>> BEGIN
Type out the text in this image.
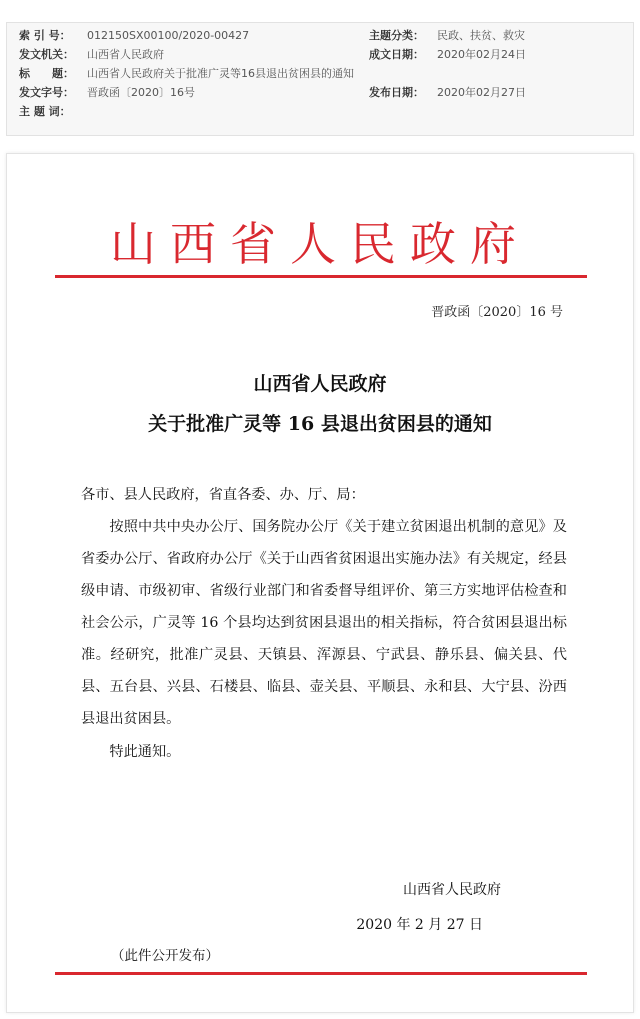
索 引 号： 012150SX00100/2020-00427	主题分类： 民政、扶贫、救灾
发文机关： 山西省人民政府	成文日期： 2020年02月24日
标　　题： 山西省人民政府关于批准广灵等16县退出贫困县的通知
发文字号： 晋政函〔2020〕16号	发布日期： 2020年02月27日
主 题 词：
山西省人民政府
晋政函〔2020〕16 号
山西省人民政府
关于批准广灵等 16 县退出贫困县的通知
各市、县人民政府，省直各委、办、厅、局：
按照中共中央办公厅、国务院办公厅《关于建立贫困退出机制的意见》及省委办公厅、省政府办公厅《关于山西省贫困退出实施办法》有关规定，经县级申请、市级初审、省级行业部门和省委督导组评价、第三方实地评估检查和社会公示，广灵等 16 个县均达到贫困县退出的相关指标，符合贫困县退出标准。经研究，批准广灵县、天镇县、浑源县、宁武县、静乐县、偏关县、代县、五台县、兴县、石楼县、临县、壶关县、平顺县、永和县、大宁县、汾西县退出贫困县。
特此通知。
山西省人民政府
2020 年 2 月 27 日
（此件公开发布）
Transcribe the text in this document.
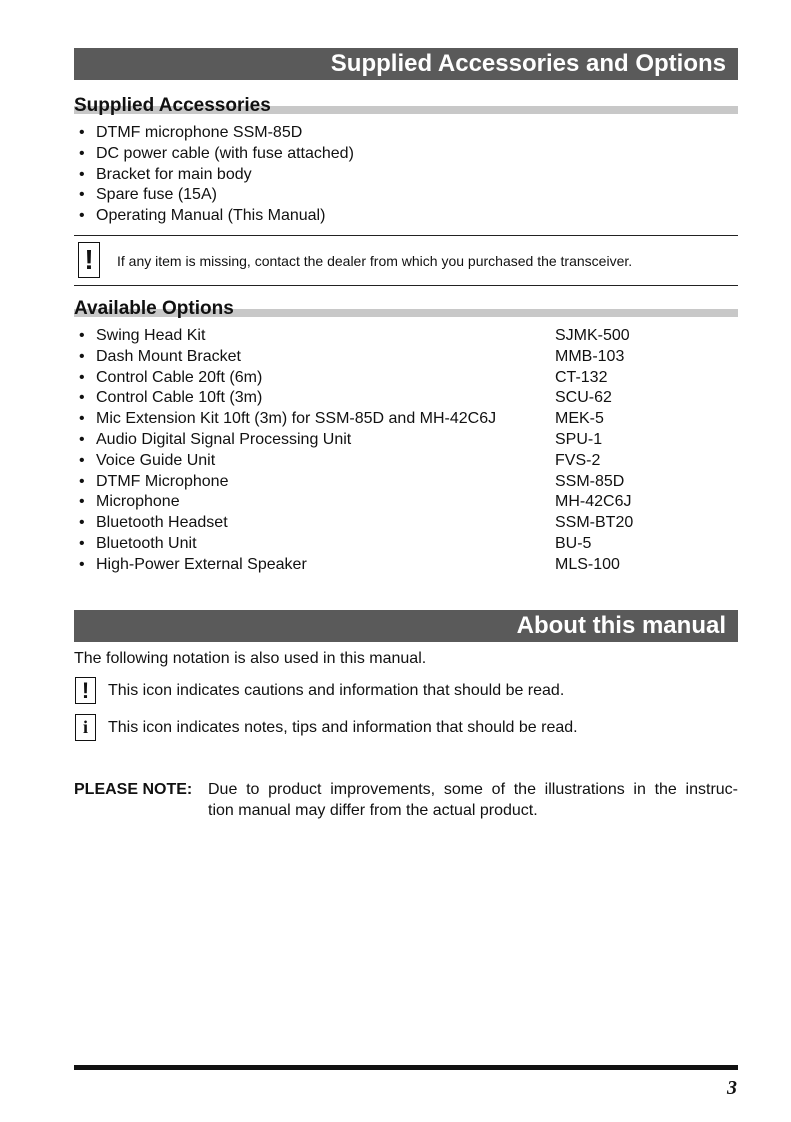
Supplied Accessories and Options
Supplied Accessories
• DTMF microphone SSM-85D
• DC power cable (with fuse attached)
• Bracket for main body
• Spare fuse (15A)
• Operating Manual (This Manual)
!	If any item is missing, contact the dealer from which you purchased the transceiver.
Available Options
• Swing Head Kit	SJMK-500
• Dash Mount Bracket	MMB-103
• Control Cable 20ft (6m)	CT-132
• Control Cable 10ft (3m)	SCU-62
• Mic Extension Kit 10ft (3m) for SSM-85D and MH-42C6J	MEK-5
• Audio Digital Signal Processing Unit	SPU-1
• Voice Guide Unit	FVS-2
• DTMF Microphone	SSM-85D
• Microphone	MH-42C6J
• Bluetooth Headset	SSM-BT20
• Bluetooth Unit	BU-5
• High-Power External Speaker	MLS-100
About this manual
The following notation is also used in this manual.
!	This icon indicates cautions and information that should be read.
i	This icon indicates notes, tips and information that should be read.
PLEASE NOTE: Due to product improvements, some of the illustrations in the instruc-
tion manual may differ from the actual product.
3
>> END
From the records above, pull out every line containing the word "Accessories".

Supplied Accessories and Options
Supplied Accessories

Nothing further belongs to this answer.